Travail demandé =>
(1) D'après le texte sur les récits de Marguerite Duras, dans quelle ville le vice-consul vient-il d'arriver ?
(2) Réécrivez les lignes de données en commençant par celle qui contient "x-tick-label: 1993 (49, 944, 76, 959)" et en terminant par celle qui contient "bar (520, 51, 555, 470)". Remplacez partout "data-label" par "value-label", ne changez rien d'autre et ne donnez que ces lignes.

━━ Texte extrait ━━

J’ai déjà dit ici je crois mon amour pour les récits de Marguerite Duras. Les moins connus souvent, la douleur qui avait scellé ma passion pour l’auteur quand j’étais étudiante et, là encore, le vice-consul, petit texte l’air de rien autour de personnages torurés, à la la fois évanescents et si vrais… Le vice-consul, c’est ce diplomate fraîchement arrivé à Calcutta et vers lequel se tournent tous les regards: auréolé d’une faute commise ailleurs et dont on sait peu de choses, il attend que son sort y soit décidé… Les autres, c’est cette femme vaguement infidèle qui reçoit en grande pompe et dont les frasques cachent une grande fragilité, ce sont ces hommes qui la courtisent, souffrent de la chaleur, et celui-ci, l’un d’eux, qui écrit au sujet d’une autre femme, chassée de la plaine de Tonlé-Sap et arrivée là, à la fois déesse et paria, qui chante près du grand parc parfois. Ce livre, où rien ne se passe ou si peu, dit toute la langueur du dépaysement, de l’étouffement qui parfois vous prend et des liens invisibles tissés entre les gens, aussi mélangés soient-ils, aussi différents.

━━━
━━ Lignes de données ━━

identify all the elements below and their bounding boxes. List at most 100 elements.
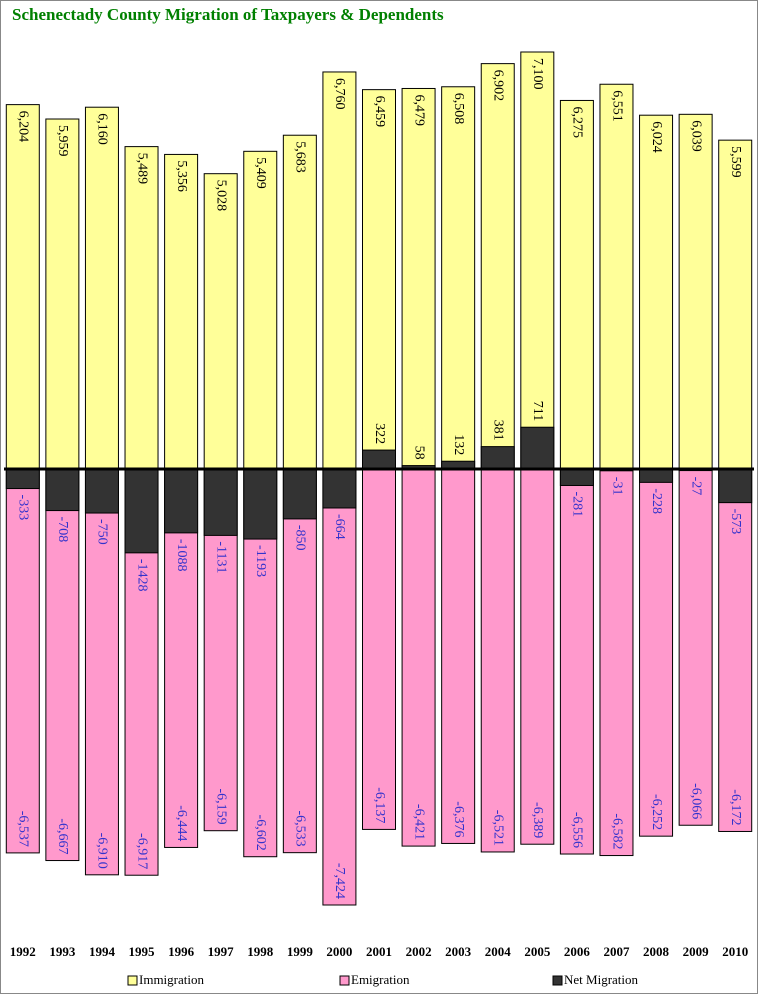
x-tick-label: 1993 (49, 944, 76, 959)
x-tick-label: 2007 (603, 944, 630, 959)
bar (203, 468, 238, 536)
data-label: 6,459 (372, 96, 387, 128)
data-label: -6,444 (174, 805, 189, 841)
data-label: -1193 (253, 545, 268, 577)
x-tick-label: 2005 (524, 944, 551, 959)
data-label: -228 (649, 488, 664, 514)
data-label: -6,910 (95, 833, 110, 869)
legend-swatch (552, 975, 563, 986)
bar (599, 468, 634, 857)
data-label: -664 (332, 514, 347, 540)
data-label: -6,252 (649, 794, 664, 830)
data-label: -6,389 (530, 802, 545, 838)
data-label: 6,508 (451, 93, 466, 125)
legend-swatch (127, 975, 138, 986)
bar (124, 146, 159, 470)
data-label: 5,489 (134, 153, 149, 185)
data-label: -6,066 (688, 783, 703, 819)
bar (5, 468, 40, 854)
bar (5, 104, 40, 470)
bar (164, 468, 199, 534)
bar (441, 86, 476, 470)
bar (639, 114, 674, 470)
bar (124, 468, 159, 554)
bar (322, 468, 357, 906)
bar (441, 468, 476, 844)
bar (282, 134, 317, 470)
bar (480, 446, 515, 470)
data-label: -708 (55, 517, 70, 543)
data-label: -6,602 (253, 815, 268, 851)
x-tick-label: 2010 (722, 944, 748, 959)
x-tick-label: 1999 (287, 944, 314, 959)
x-tick-label: 2000 (326, 944, 352, 959)
bar (401, 87, 436, 470)
data-label: -7,424 (332, 863, 347, 899)
bar (282, 468, 317, 854)
x-tick-label: 1996 (168, 944, 195, 959)
x-tick-label: 2008 (643, 944, 670, 959)
data-label: 132 (451, 434, 466, 455)
bar (84, 468, 119, 514)
bar (362, 449, 396, 470)
data-label: -281 (570, 491, 585, 517)
x-tick-label: 2009 (683, 944, 710, 959)
bar (520, 51, 555, 470)
data-label: 5,409 (253, 157, 268, 189)
bar (599, 83, 634, 470)
data-label: -6,376 (451, 801, 466, 837)
data-label: -333 (16, 495, 31, 521)
bar (718, 139, 753, 470)
x-tick-label: 1995 (129, 944, 156, 959)
bar (401, 468, 436, 847)
bar (362, 468, 396, 830)
data-label: 5,028 (213, 180, 228, 212)
data-label: 7,100 (530, 58, 545, 90)
bar (45, 468, 80, 862)
x-tick-label: 1992 (10, 944, 36, 959)
data-label: 6,160 (95, 113, 110, 144)
data-label: 322 (372, 423, 387, 444)
bar (678, 468, 713, 826)
x-tick-label: 2006 (564, 944, 591, 959)
bar (520, 426, 555, 470)
legend-swatch (339, 975, 350, 986)
data-label: -6,533 (293, 810, 308, 846)
bar (322, 71, 357, 470)
data-label: -6,172 (728, 789, 743, 825)
x-tick-label: 2002 (406, 944, 432, 959)
bar (678, 113, 713, 470)
data-label: 5,683 (293, 141, 308, 173)
bar (362, 89, 396, 470)
data-label: -1088 (174, 539, 189, 572)
bar (559, 468, 594, 486)
data-label: -1428 (134, 559, 149, 592)
x-tick-label: 2004 (485, 944, 512, 959)
data-label: 6,760 (332, 78, 347, 110)
data-label: -750 (95, 519, 110, 545)
chart-title: Schenectady County Migration of Taxpayer… (12, 5, 444, 24)
data-label: -6,159 (213, 789, 228, 825)
data-label: 6,275 (570, 106, 585, 138)
bar (203, 173, 238, 470)
bar (322, 468, 357, 509)
bar (5, 468, 40, 490)
data-label: -1131 (213, 541, 228, 573)
x-tick-label: 2001 (366, 944, 392, 959)
bar (639, 468, 674, 837)
bar (243, 468, 278, 540)
bar (559, 99, 594, 470)
bar (164, 153, 199, 470)
bar (480, 468, 515, 853)
data-label: 5,356 (174, 160, 189, 192)
data-label: -6,582 (609, 813, 624, 849)
data-label: -6,521 (491, 810, 506, 846)
data-label: -6,137 (372, 787, 387, 823)
data-label: 6,204 (16, 111, 31, 143)
bar (559, 468, 594, 855)
bar (45, 468, 80, 512)
data-label: 6,039 (688, 120, 703, 152)
bar (718, 468, 753, 504)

━━━

Solutions =>
(1) À Calcutta.

(2)
x-tick-label: 1993 (49, 944, 76, 959)
x-tick-label: 2007 (603, 944, 630, 959)
bar (203, 468, 238, 536)
value-label: 6,459 (372, 96, 387, 128)
value-label: -6,444 (174, 805, 189, 841)
value-label: -1193 (253, 545, 268, 577)
x-tick-label: 2005 (524, 944, 551, 959)
value-label: -228 (649, 488, 664, 514)
value-label: -6,910 (95, 833, 110, 869)
legend-swatch (552, 975, 563, 986)
bar (599, 468, 634, 857)
value-label: -664 (332, 514, 347, 540)
value-label: -6,252 (649, 794, 664, 830)
value-label: -6,389 (530, 802, 545, 838)
value-label: 6,508 (451, 93, 466, 125)
legend-swatch (127, 975, 138, 986)
bar (124, 146, 159, 470)
value-label: 5,489 (134, 153, 149, 185)
value-label: -6,066 (688, 783, 703, 819)
bar (5, 468, 40, 854)
bar (5, 104, 40, 470)
bar (164, 468, 199, 534)
bar (441, 86, 476, 470)
bar (639, 114, 674, 470)
bar (124, 468, 159, 554)
bar (322, 468, 357, 906)
bar (441, 468, 476, 844)
bar (282, 134, 317, 470)
bar (480, 446, 515, 470)
value-label: -708 (55, 517, 70, 543)
value-label: -6,602 (253, 815, 268, 851)
x-tick-label: 2010 (722, 944, 748, 959)
x-tick-label: 1999 (287, 944, 314, 959)
x-tick-label: 2000 (326, 944, 352, 959)
bar (401, 87, 436, 470)
value-label: -7,424 (332, 863, 347, 899)
bar (282, 468, 317, 854)
x-tick-label: 1996 (168, 944, 195, 959)
x-tick-label: 2008 (643, 944, 670, 959)
value-label: 132 (451, 434, 466, 455)
bar (84, 468, 119, 514)
bar (362, 449, 396, 470)
value-label: -281 (570, 491, 585, 517)
x-tick-label: 2009 (683, 944, 710, 959)
bar (520, 51, 555, 470)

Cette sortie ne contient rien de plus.